Keep the pictures out and restate every record exactly.

** Begin **

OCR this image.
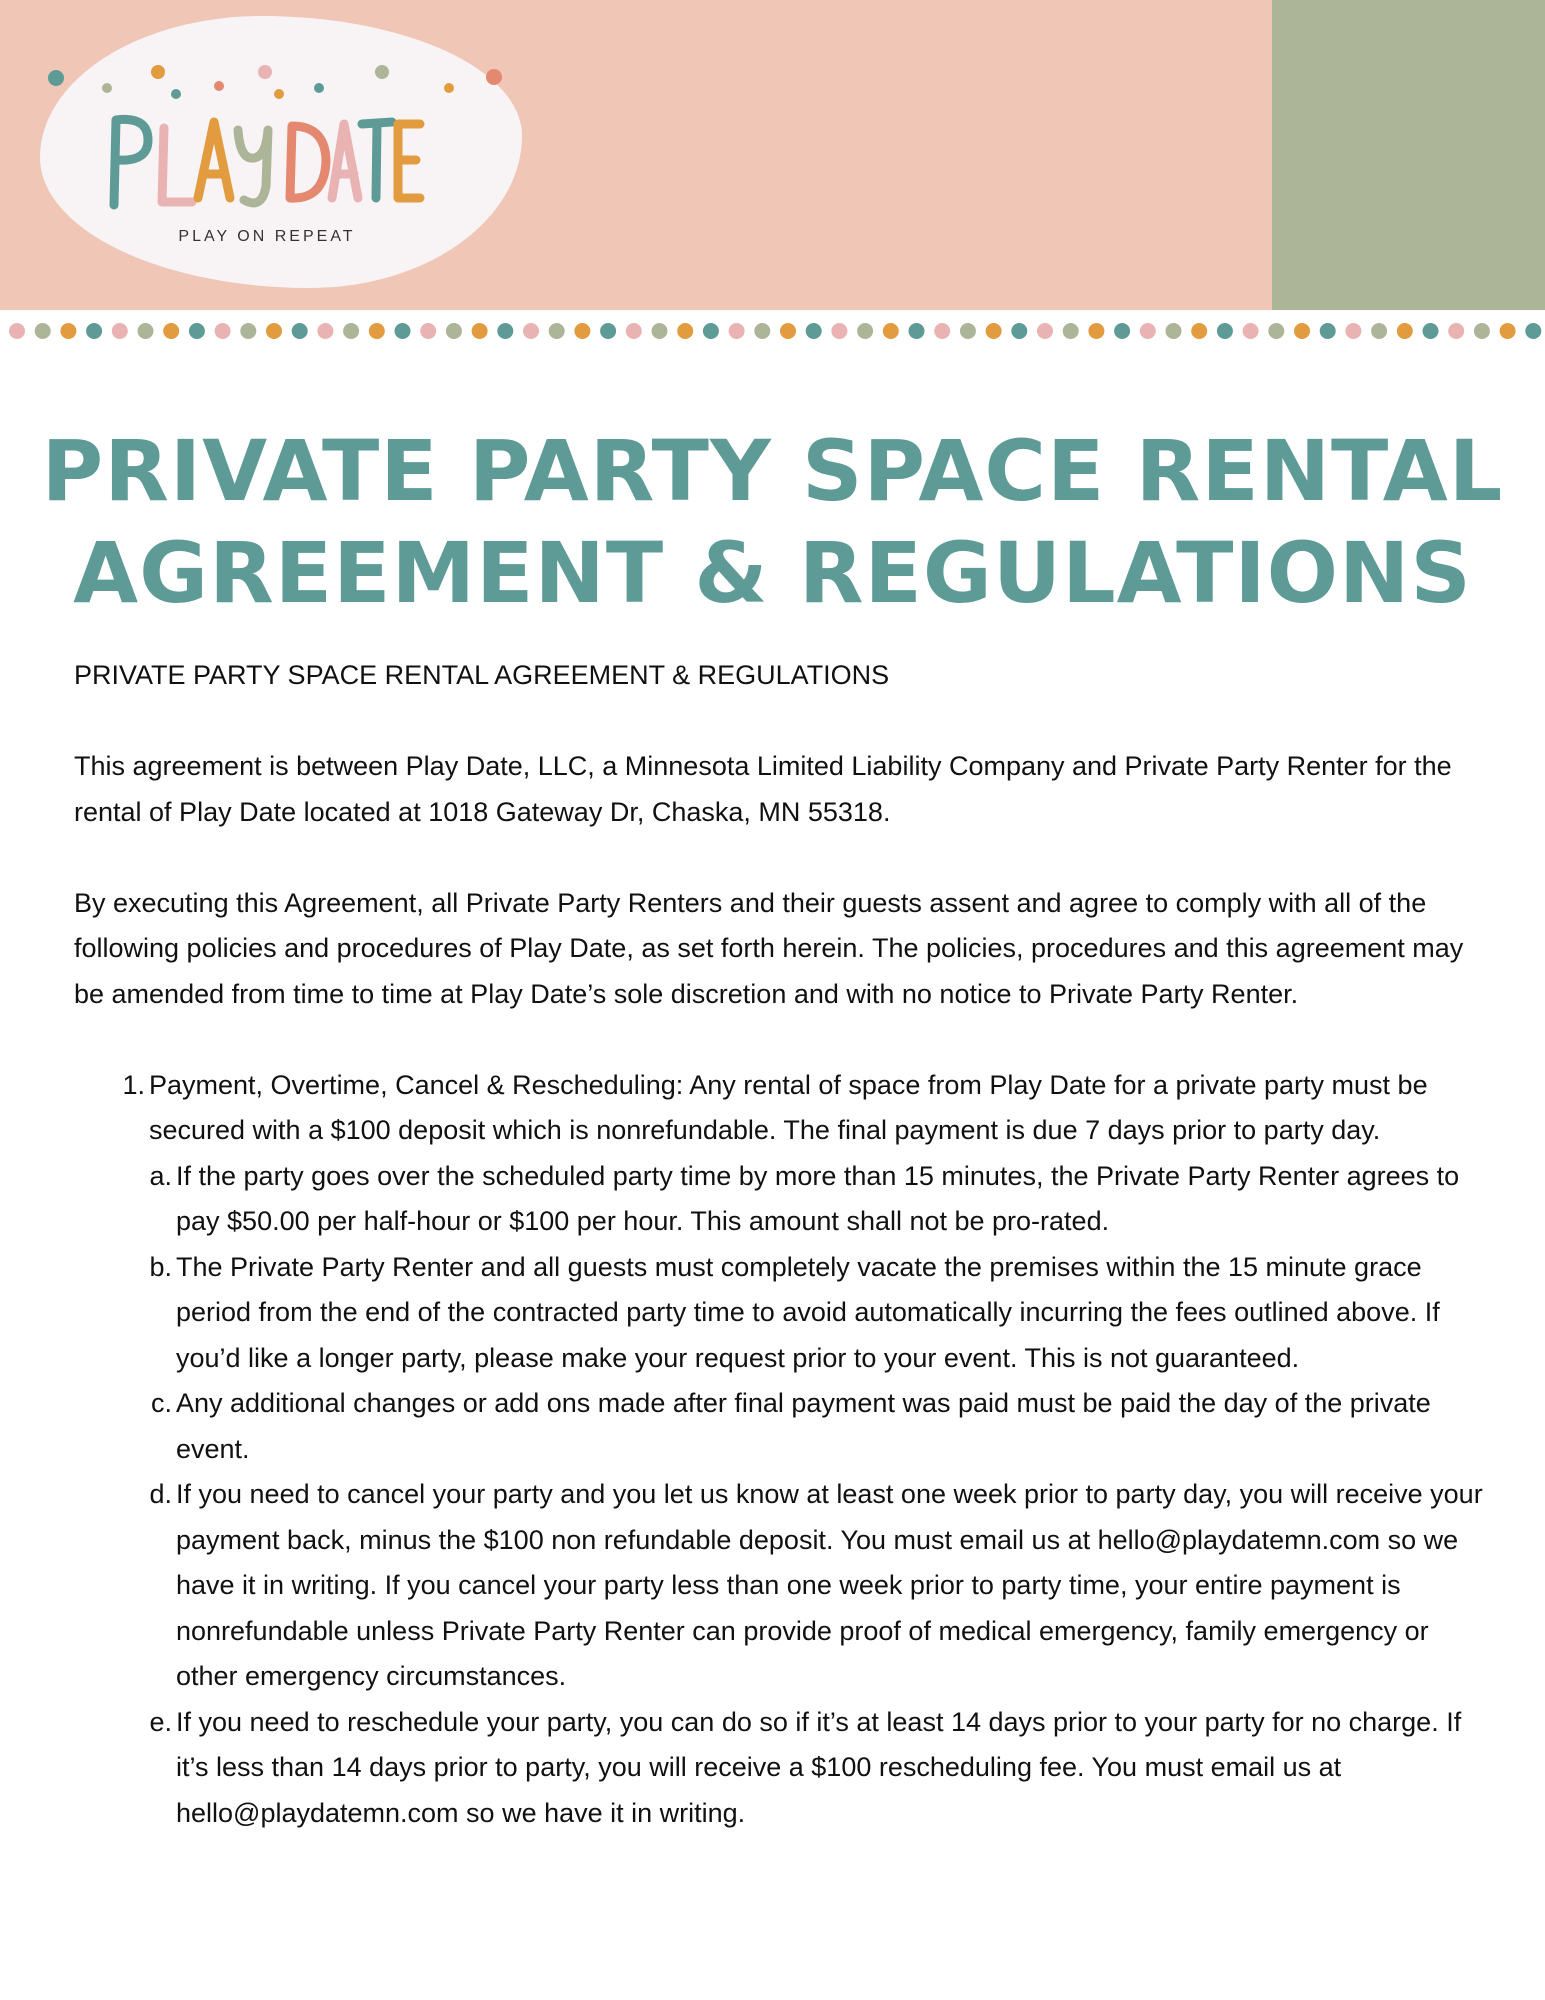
PLAY ON REPEAT
PRIVATE PARTY SPACE RENTAL AGREEMENT & REGULATIONS

PRIVATE PARTY SPACE RENTAL AGREEMENT & REGULATIONS

This agreement is between Play Date, LLC, a Minnesota Limited Liability Company and Private Party Renter for the rental of Play Date located at 1018 Gateway Dr, Chaska, MN 55318.

By executing this Agreement, all Private Party Renters and their guests assent and agree to comply with all of the following policies and procedures of Play Date, as set forth herein. The policies, procedures and this agreement may be amended from time to time at Play Date’s sole discretion and with no notice to Private Party Renter.

1. Payment, Overtime, Cancel & Rescheduling: Any rental of space from Play Date for a private party must be secured with a $100 deposit which is nonrefundable. The final payment is due 7 days prior to party day.
a. If the party goes over the scheduled party time by more than 15 minutes, the Private Party Renter agrees to pay $50.00 per half-hour or $100 per hour. This amount shall not be pro-rated.
b. The Private Party Renter and all guests must completely vacate the premises within the 15 minute grace period from the end of the contracted party time to avoid automatically incurring the fees outlined above. If you’d like a longer party, please make your request prior to your event. This is not guaranteed.
c. Any additional changes or add ons made after final payment was paid must be paid the day of the private event.
d. If you need to cancel your party and you let us know at least one week prior to party day, you will receive your payment back, minus the $100 non refundable deposit. You must email us at hello@playdatemn.com so we have it in writing. If you cancel your party less than one week prior to party time, your entire payment is nonrefundable unless Private Party Renter can provide proof of medical emergency, family emergency or other emergency circumstances.
e. If you need to reschedule your party, you can do so if it’s at least 14 days prior to your party for no charge. If it’s less than 14 days prior to party, you will receive a $100 rescheduling fee. You must email us at hello@playdatemn.com so we have it in writing.
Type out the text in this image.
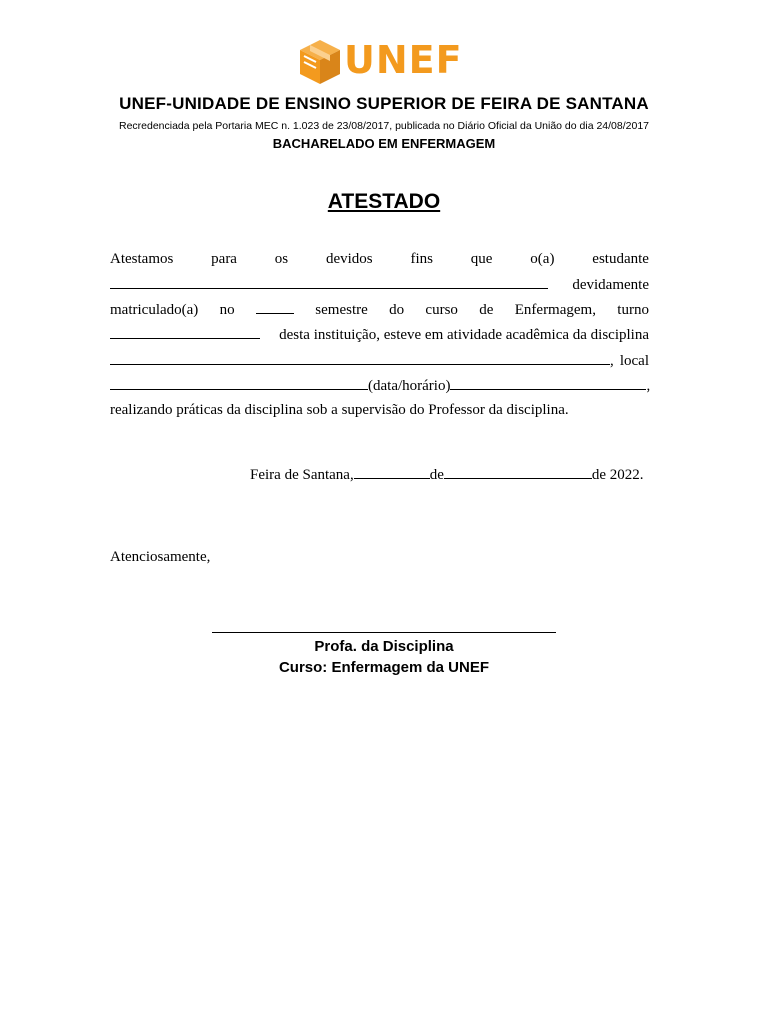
UNEF
UNEF-UNIDADE DE ENSINO SUPERIOR DE FEIRA DE SANTANA
Recredenciada pela Portaria MEC n. 1.023 de 23/08/2017, publicada no Diário Oficial da União do dia 24/08/2017
BACHARELADO EM ENFERMAGEM
ATESTADO
Atestamos	para	os	devidos	fins	que	o(a)	estudante
devidamente
matriculado(a) no	semestre do curso de Enfermagem, turno
desta instituição, esteve em atividade acadêmica da disciplina
, local
(data/horário)	,
realizando práticas da disciplina sob a supervisão do Professor da disciplina.
Feira de Santana,	de	de 2022.
Atenciosamente,
Profa. da Disciplina
Curso: Enfermagem da UNEF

** End **

→ **Solution to the exercise**:
OCR this image.
PLAY ON REPEAT
PRIVATE PARTY SPACE RENTAL AGREEMENT & REGULATIONS

PRIVATE PARTY SPACE RENTAL AGREEMENT & REGULATIONS

This agreement is between Play Date, LLC, a Minnesota Limited Liability Company and Private Party Renter for the rental of Play Date located at 1018 Gateway Dr, Chaska, MN 55318.

By executing this Agreement, all Private Party Renters and their guests assent and agree to comply with all of the following policies and procedures of Play Date, as set forth herein. The policies, procedures and this agreement may be amended from time to time at Play Date’s sole discretion and with no notice to Private Party Renter.

1. Payment, Overtime, Cancel & Rescheduling: Any rental of space from Play Date for a private party must be secured with a $100 deposit which is nonrefundable. The final payment is due 7 days prior to party day.
a. If the party goes over the scheduled party time by more than 15 minutes, the Private Party Renter agrees to pay $50.00 per half-hour or $100 per hour. This amount shall not be pro-rated.
b. The Private Party Renter and all guests must completely vacate the premises within the 15 minute grace period from the end of the contracted party time to avoid automatically incurring the fees outlined above. If you’d like a longer party, please make your request prior to your event. This is not guaranteed.
c. Any additional changes or add ons made after final payment was paid must be paid the day of the private event.
d. If you need to cancel your party and you let us know at least one week prior to party day, you will receive your payment back, minus the $100 non refundable deposit. You must email us at hello@playdatemn.com so we have it in writing. If you cancel your party less than one week prior to party time, your entire payment is nonrefundable unless Private Party Renter can provide proof of medical emergency, family emergency or other emergency circumstances.
e. If you need to reschedule your party, you can do so if it’s at least 14 days prior to your party for no charge. If it’s less than 14 days prior to party, you will receive a $100 rescheduling fee. You must email us at hello@playdatemn.com so we have it in writing.
Type out the text in this image.
UNEF
UNEF-UNIDADE DE ENSINO SUPERIOR DE FEIRA DE SANTANA
Recredenciada pela Portaria MEC n. 1.023 de 23/08/2017, publicada no Diário Oficial da União do dia 24/08/2017
BACHARELADO EM ENFERMAGEM
ATESTADO
Atestamos	para	os	devidos	fins	que	o(a)	estudante
devidamente
matriculado(a) no	semestre do curso de Enfermagem, turno
desta instituição, esteve em atividade acadêmica da disciplina
, local
(data/horário)	,
realizando práticas da disciplina sob a supervisão do Professor da disciplina.
Feira de Santana,	de	de 2022.
Atenciosamente,
Profa. da Disciplina
Curso: Enfermagem da UNEF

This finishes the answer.